DATA SUPPLIED start
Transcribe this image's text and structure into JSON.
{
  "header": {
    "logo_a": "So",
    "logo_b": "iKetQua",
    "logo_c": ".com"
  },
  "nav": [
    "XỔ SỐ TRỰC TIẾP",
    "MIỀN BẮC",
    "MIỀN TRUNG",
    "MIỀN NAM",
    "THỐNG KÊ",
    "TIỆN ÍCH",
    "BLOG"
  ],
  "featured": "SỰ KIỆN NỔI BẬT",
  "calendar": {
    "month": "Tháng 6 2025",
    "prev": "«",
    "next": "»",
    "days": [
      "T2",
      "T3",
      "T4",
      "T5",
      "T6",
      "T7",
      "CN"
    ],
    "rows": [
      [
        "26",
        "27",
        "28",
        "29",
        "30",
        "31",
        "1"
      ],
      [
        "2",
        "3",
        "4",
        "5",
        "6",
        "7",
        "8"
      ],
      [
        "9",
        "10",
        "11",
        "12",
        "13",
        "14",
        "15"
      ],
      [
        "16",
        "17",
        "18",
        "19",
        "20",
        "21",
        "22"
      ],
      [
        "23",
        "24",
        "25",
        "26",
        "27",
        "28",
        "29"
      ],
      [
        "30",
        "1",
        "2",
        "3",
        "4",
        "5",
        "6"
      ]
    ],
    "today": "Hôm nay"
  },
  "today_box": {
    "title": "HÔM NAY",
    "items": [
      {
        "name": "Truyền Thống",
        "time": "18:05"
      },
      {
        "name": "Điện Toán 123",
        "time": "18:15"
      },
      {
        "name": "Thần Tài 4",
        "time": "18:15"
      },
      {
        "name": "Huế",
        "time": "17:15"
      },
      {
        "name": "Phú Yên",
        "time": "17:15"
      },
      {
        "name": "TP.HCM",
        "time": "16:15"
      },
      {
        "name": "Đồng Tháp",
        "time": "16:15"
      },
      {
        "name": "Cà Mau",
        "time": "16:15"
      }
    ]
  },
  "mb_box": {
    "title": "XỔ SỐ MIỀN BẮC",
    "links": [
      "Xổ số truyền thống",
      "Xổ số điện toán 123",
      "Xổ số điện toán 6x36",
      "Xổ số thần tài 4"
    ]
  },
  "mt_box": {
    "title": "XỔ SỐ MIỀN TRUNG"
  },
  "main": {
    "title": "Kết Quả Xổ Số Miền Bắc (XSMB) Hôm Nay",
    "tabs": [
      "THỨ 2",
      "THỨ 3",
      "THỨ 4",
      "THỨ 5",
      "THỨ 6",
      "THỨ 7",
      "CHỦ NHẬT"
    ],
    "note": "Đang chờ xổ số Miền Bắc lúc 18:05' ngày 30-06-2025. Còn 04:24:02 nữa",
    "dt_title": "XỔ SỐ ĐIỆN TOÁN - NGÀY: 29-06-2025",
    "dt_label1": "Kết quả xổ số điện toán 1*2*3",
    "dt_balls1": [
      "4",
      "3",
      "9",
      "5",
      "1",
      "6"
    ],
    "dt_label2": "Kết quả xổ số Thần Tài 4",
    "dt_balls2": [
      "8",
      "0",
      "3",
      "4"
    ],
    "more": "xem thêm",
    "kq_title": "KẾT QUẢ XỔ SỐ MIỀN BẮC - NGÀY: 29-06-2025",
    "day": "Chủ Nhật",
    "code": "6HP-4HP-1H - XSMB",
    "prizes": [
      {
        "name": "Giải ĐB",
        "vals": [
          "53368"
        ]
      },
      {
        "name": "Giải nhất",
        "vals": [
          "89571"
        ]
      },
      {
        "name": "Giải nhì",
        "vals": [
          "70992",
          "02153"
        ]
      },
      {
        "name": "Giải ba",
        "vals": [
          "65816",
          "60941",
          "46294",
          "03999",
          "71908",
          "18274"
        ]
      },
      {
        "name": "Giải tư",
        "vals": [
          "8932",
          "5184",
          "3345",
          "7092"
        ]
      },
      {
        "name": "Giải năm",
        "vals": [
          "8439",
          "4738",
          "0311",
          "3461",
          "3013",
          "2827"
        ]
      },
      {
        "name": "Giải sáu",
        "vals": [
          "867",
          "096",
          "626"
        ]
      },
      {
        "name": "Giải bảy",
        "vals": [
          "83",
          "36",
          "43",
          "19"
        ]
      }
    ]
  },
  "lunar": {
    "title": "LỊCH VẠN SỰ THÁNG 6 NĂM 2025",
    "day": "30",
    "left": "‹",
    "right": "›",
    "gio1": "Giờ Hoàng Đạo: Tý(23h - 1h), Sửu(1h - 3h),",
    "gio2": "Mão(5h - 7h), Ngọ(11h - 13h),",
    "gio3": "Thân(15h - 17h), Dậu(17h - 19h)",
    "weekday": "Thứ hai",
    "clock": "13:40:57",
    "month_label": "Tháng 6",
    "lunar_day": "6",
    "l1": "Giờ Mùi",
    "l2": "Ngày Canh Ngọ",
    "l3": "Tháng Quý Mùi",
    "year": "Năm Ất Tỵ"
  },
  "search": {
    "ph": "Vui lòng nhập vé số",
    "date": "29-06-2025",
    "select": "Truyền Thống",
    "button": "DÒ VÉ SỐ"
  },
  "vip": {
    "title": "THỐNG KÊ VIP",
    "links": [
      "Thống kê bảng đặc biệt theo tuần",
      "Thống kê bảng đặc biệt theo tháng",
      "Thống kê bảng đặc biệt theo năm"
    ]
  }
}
DATA SUPPLIED end
▶ DIRECTIVE
Print the complete listing again, exactly as it stands.

▶ RESPONSE TO THE TASK
Transcribe this image's text and structure into JSON.
{
  "header": {
    "logo_a": "So",
    "logo_b": "iKetQua",
    "logo_c": ".com"
  },
  "nav": [
    "XỔ SỐ TRỰC TIẾP",
    "MIỀN BẮC",
    "MIỀN TRUNG",
    "MIỀN NAM",
    "THỐNG KÊ",
    "TIỆN ÍCH",
    "BLOG"
  ],
  "featured": "SỰ KIỆN NỔI BẬT",
  "calendar": {
    "month": "Tháng 6 2025",
    "prev": "«",
    "next": "»",
    "days": [
      "T2",
      "T3",
      "T4",
      "T5",
      "T6",
      "T7",
      "CN"
    ],
    "rows": [
      [
        "26",
        "27",
        "28",
        "29",
        "30",
        "31",
        "1"
      ],
      [
        "2",
        "3",
        "4",
        "5",
        "6",
        "7",
        "8"
      ],
      [
        "9",
        "10",
        "11",
        "12",
        "13",
        "14",
        "15"
      ],
      [
        "16",
        "17",
        "18",
        "19",
        "20",
        "21",
        "22"
      ],
      [
        "23",
        "24",
        "25",
        "26",
        "27",
        "28",
        "29"
      ],
      [
        "30",
        "1",
        "2",
        "3",
        "4",
        "5",
        "6"
      ]
    ],
    "today": "Hôm nay"
  },
  "today_box": {
    "title": "HÔM NAY",
    "items": [
      {
        "name": "Truyền Thống",
        "time": "18:05"
      },
      {
        "name": "Điện Toán 123",
        "time": "18:15"
      },
      {
        "name": "Thần Tài 4",
        "time": "18:15"
      },
      {
        "name": "Huế",
        "time": "17:15"
      },
      {
        "name": "Phú Yên",
        "time": "17:15"
      },
      {
        "name": "TP.HCM",
        "time": "16:15"
      },
      {
        "name": "Đồng Tháp",
        "time": "16:15"
      },
      {
        "name": "Cà Mau",
        "time": "16:15"
      }
    ]
  },
  "mb_box": {
    "title": "XỔ SỐ MIỀN BẮC",
    "links": [
      "Xổ số truyền thống",
      "Xổ số điện toán 123",
      "Xổ số điện toán 6x36",
      "Xổ số thần tài 4"
    ]
  },
  "mt_box": {
    "title": "XỔ SỐ MIỀN TRUNG"
  },
  "main": {
    "title": "Kết Quả Xổ Số Miền Bắc (XSMB) Hôm Nay",
    "tabs": [
      "THỨ 2",
      "THỨ 3",
      "THỨ 4",
      "THỨ 5",
      "THỨ 6",
      "THỨ 7",
      "CHỦ NHẬT"
    ],
    "note": "Đang chờ xổ số Miền Bắc lúc 18:05' ngày 30-06-2025. Còn 04:24:02 nữa",
    "dt_title": "XỔ SỐ ĐIỆN TOÁN - NGÀY: 29-06-2025",
    "dt_label1": "Kết quả xổ số điện toán 1*2*3",
    "dt_balls1": [
      "4",
      "3",
      "9",
      "5",
      "1",
      "6"
    ],
    "dt_label2": "Kết quả xổ số Thần Tài 4",
    "dt_balls2": [
      "8",
      "0",
      "3",
      "4"
    ],
    "more": "xem thêm",
    "kq_title": "KẾT QUẢ XỔ SỐ MIỀN BẮC - NGÀY: 29-06-2025",
    "day": "Chủ Nhật",
    "code": "6HP-4HP-1H - XSMB",
    "prizes": [
      {
        "name": "Giải ĐB",
        "vals": [
          "53368"
        ]
      },
      {
        "name": "Giải nhất",
        "vals": [
          "89571"
        ]
      },
      {
        "name": "Giải nhì",
        "vals": [
          "70992",
          "02153"
        ]
      },
      {
        "name": "Giải ba",
        "vals": [
          "65816",
          "60941",
          "46294",
          "03999",
          "71908",
          "18274"
        ]
      },
      {
        "name": "Giải tư",
        "vals": [
          "8932",
          "5184",
          "3345",
          "7092"
        ]
      },
      {
        "name": "Giải năm",
        "vals": [
          "8439",
          "4738",
          "0311",
          "3461",
          "3013",
          "2827"
        ]
      },
      {
        "name": "Giải sáu",
        "vals": [
          "867",
          "096",
          "626"
        ]
      },
      {
        "name": "Giải bảy",
        "vals": [
          "83",
          "36",
          "43",
          "19"
        ]
      }
    ]
  },
  "lunar": {
    "title": "LỊCH VẠN SỰ THÁNG 6 NĂM 2025",
    "day": "30",
    "left": "‹",
    "right": "›",
    "gio1": "Giờ Hoàng Đạo: Tý(23h - 1h), Sửu(1h - 3h),",
    "gio2": "Mão(5h - 7h), Ngọ(11h - 13h),",
    "gio3": "Thân(15h - 17h), Dậu(17h - 19h)",
    "weekday": "Thứ hai",
    "clock": "13:40:57",
    "month_label": "Tháng 6",
    "lunar_day": "6",
    "l1": "Giờ Mùi",
    "l2": "Ngày Canh Ngọ",
    "l3": "Tháng Quý Mùi",
    "year": "Năm Ất Tỵ"
  },
  "search": {
    "ph": "Vui lòng nhập vé số",
    "date": "29-06-2025",
    "select": "Truyền Thống",
    "button": "DÒ VÉ SỐ"
  },
  "vip": {
    "title": "THỐNG KÊ VIP",
    "links": [
      "Thống kê bảng đặc biệt theo tuần",
      "Thống kê bảng đặc biệt theo tháng",
      "Thống kê bảng đặc biệt theo năm"
    ]
  }
}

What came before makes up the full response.